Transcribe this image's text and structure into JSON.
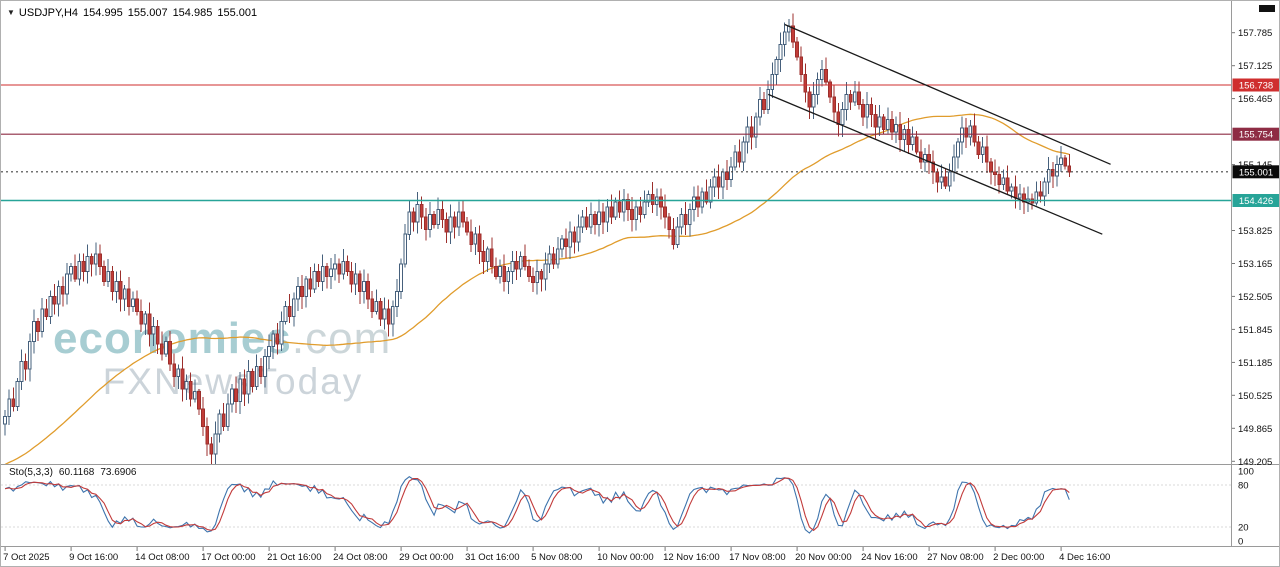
{
  "header": {
    "symbol_timeframe": "USDJPY,H4",
    "open": "154.995",
    "high": "155.007",
    "low": "154.985",
    "close": "155.001"
  },
  "watermark": {
    "brand": "economies",
    "brand_suffix": ".com",
    "subtitle": "FXNewsToday"
  },
  "indicator": {
    "name": "Sto(5,3,3)",
    "value_main": "60.1168",
    "value_signal": "73.6906",
    "scale_labels": [
      "100",
      "80",
      "20",
      "0"
    ],
    "level_lines": [
      80,
      20
    ],
    "color_main": "#3e74ad",
    "color_signal": "#c23b3b"
  },
  "price_axis": {
    "ticks": [
      "157.785",
      "157.125",
      "156.465",
      "155.145",
      "153.825",
      "153.165",
      "152.505",
      "151.845",
      "151.185",
      "150.525",
      "149.865",
      "149.205"
    ],
    "badges": [
      {
        "value": "156.738",
        "color": "#cf2e2e"
      },
      {
        "value": "155.754",
        "color": "#8e2c44"
      },
      {
        "value": "155.001",
        "color": "#0a0a0a"
      },
      {
        "value": "154.426",
        "color": "#27a498"
      }
    ]
  },
  "time_axis": {
    "labels": [
      {
        "text": "7 Oct 2025",
        "bar": 0
      },
      {
        "text": "9 Oct 16:00",
        "bar": 16
      },
      {
        "text": "14 Oct 08:00",
        "bar": 32
      },
      {
        "text": "17 Oct 00:00",
        "bar": 48
      },
      {
        "text": "21 Oct 16:00",
        "bar": 64
      },
      {
        "text": "24 Oct 08:00",
        "bar": 80
      },
      {
        "text": "29 Oct 00:00",
        "bar": 96
      },
      {
        "text": "31 Oct 16:00",
        "bar": 112
      },
      {
        "text": "5 Nov 08:00",
        "bar": 128
      },
      {
        "text": "10 Nov 00:00",
        "bar": 144
      },
      {
        "text": "12 Nov 16:00",
        "bar": 160
      },
      {
        "text": "17 Nov 08:00",
        "bar": 176
      },
      {
        "text": "20 Nov 00:00",
        "bar": 192
      },
      {
        "text": "24 Nov 16:00",
        "bar": 208
      },
      {
        "text": "27 Nov 08:00",
        "bar": 224
      },
      {
        "text": "2 Dec 00:00",
        "bar": 240
      },
      {
        "text": "4 Dec 16:00",
        "bar": 256
      }
    ]
  },
  "chart_data": {
    "type": "candlestick",
    "symbol": "USDJPY",
    "timeframe": "H4",
    "title": "USDJPY,H4 154.995 155.007 154.985 155.001",
    "price_range": {
      "top": 158.42,
      "bottom": 149.17
    },
    "current_price": 155.001,
    "first_open": 149.95,
    "closes": [
      150.1,
      150.45,
      150.3,
      150.8,
      151.2,
      151.05,
      151.6,
      152.0,
      151.8,
      152.25,
      152.1,
      152.5,
      152.35,
      152.7,
      152.55,
      152.95,
      153.1,
      152.85,
      153.2,
      153.0,
      153.3,
      153.15,
      153.35,
      153.1,
      152.8,
      153.0,
      152.6,
      152.8,
      152.45,
      152.65,
      152.3,
      152.45,
      152.2,
      151.95,
      152.15,
      151.75,
      151.9,
      151.55,
      151.35,
      151.6,
      151.15,
      150.9,
      151.05,
      150.65,
      150.8,
      150.45,
      150.6,
      150.25,
      149.9,
      149.55,
      149.35,
      149.75,
      150.15,
      149.9,
      150.35,
      150.65,
      150.4,
      150.85,
      150.55,
      151.0,
      150.7,
      151.1,
      150.9,
      151.3,
      151.5,
      151.75,
      151.55,
      152.0,
      152.3,
      152.1,
      152.45,
      152.7,
      152.5,
      152.85,
      152.65,
      153.0,
      152.8,
      153.1,
      152.9,
      153.05,
      153.15,
      152.95,
      153.2,
      153.0,
      152.75,
      152.95,
      152.6,
      152.8,
      152.45,
      152.2,
      152.4,
      152.05,
      152.25,
      151.95,
      152.3,
      152.6,
      153.15,
      153.75,
      154.2,
      154.0,
      154.35,
      154.1,
      153.85,
      154.15,
      153.95,
      154.25,
      154.05,
      153.8,
      154.1,
      153.9,
      154.2,
      154.0,
      153.8,
      153.55,
      153.75,
      153.4,
      153.2,
      153.45,
      153.1,
      152.9,
      153.1,
      152.8,
      153.0,
      153.2,
      153.05,
      153.3,
      153.1,
      152.9,
      152.78,
      153.0,
      152.85,
      153.15,
      153.35,
      153.15,
      153.45,
      153.65,
      153.5,
      153.8,
      153.6,
      153.9,
      154.1,
      153.9,
      154.15,
      153.95,
      154.2,
      154.0,
      154.3,
      154.1,
      154.4,
      154.2,
      154.45,
      154.25,
      154.05,
      154.3,
      154.15,
      154.4,
      154.55,
      154.35,
      154.5,
      154.3,
      154.1,
      153.85,
      153.55,
      153.9,
      154.15,
      153.95,
      154.25,
      154.5,
      154.3,
      154.6,
      154.4,
      154.7,
      154.9,
      154.7,
      155.0,
      154.85,
      155.1,
      155.4,
      155.2,
      155.6,
      155.9,
      155.7,
      156.1,
      156.45,
      156.25,
      156.65,
      156.95,
      157.25,
      157.55,
      157.8,
      157.92,
      157.6,
      157.3,
      156.95,
      156.6,
      156.3,
      156.55,
      156.85,
      157.05,
      156.8,
      156.5,
      156.2,
      155.95,
      156.25,
      156.55,
      156.4,
      156.6,
      156.35,
      156.1,
      156.35,
      156.15,
      155.9,
      156.1,
      155.85,
      156.05,
      155.8,
      155.95,
      155.65,
      155.85,
      155.55,
      155.7,
      155.4,
      155.2,
      155.35,
      155.2,
      155.0,
      154.8,
      154.9,
      154.72,
      155.0,
      155.3,
      155.6,
      155.88,
      155.7,
      155.92,
      155.6,
      155.35,
      155.5,
      155.2,
      155.0,
      154.95,
      154.75,
      154.88,
      154.62,
      154.7,
      154.48,
      154.56,
      154.4,
      154.46,
      154.38,
      154.6,
      154.52,
      154.8,
      155.05,
      154.92,
      155.15,
      155.28,
      155.12,
      155.0
    ],
    "horizontal_levels": [
      {
        "price": 156.738,
        "color": "#cf2e2e",
        "style": "solid",
        "name": "resistance-line"
      },
      {
        "price": 155.754,
        "color": "#8e2c44",
        "style": "solid",
        "name": "pivot-line"
      },
      {
        "price": 154.426,
        "color": "#27a498",
        "style": "solid",
        "name": "support-line"
      },
      {
        "price": 155.001,
        "color": "#444444",
        "style": "dashed",
        "name": "current-price-line"
      }
    ],
    "trendlines": [
      {
        "from": {
          "bar": 189,
          "price": 157.95
        },
        "to": {
          "bar": 268,
          "price": 155.15
        },
        "color": "#1a1a1a",
        "name": "channel-upper"
      },
      {
        "from": {
          "bar": 185,
          "price": 156.55
        },
        "to": {
          "bar": 266,
          "price": 153.75
        },
        "color": "#1a1a1a",
        "name": "channel-lower"
      }
    ],
    "moving_average": {
      "color": "#e09c2c"
    },
    "candle_colors": {
      "bull_fill": "#ffffff",
      "bull_stroke": "#46607c",
      "bear_fill": "#c23c38",
      "bear_stroke": "#9c2f2c"
    },
    "stochastic": {
      "period": 5,
      "slowing": 3,
      "signal": 3
    }
  }
}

────

◆ To be done:
Give only the number of lines in the listing above that include the string "USDJPY".

◆ Task answer:
3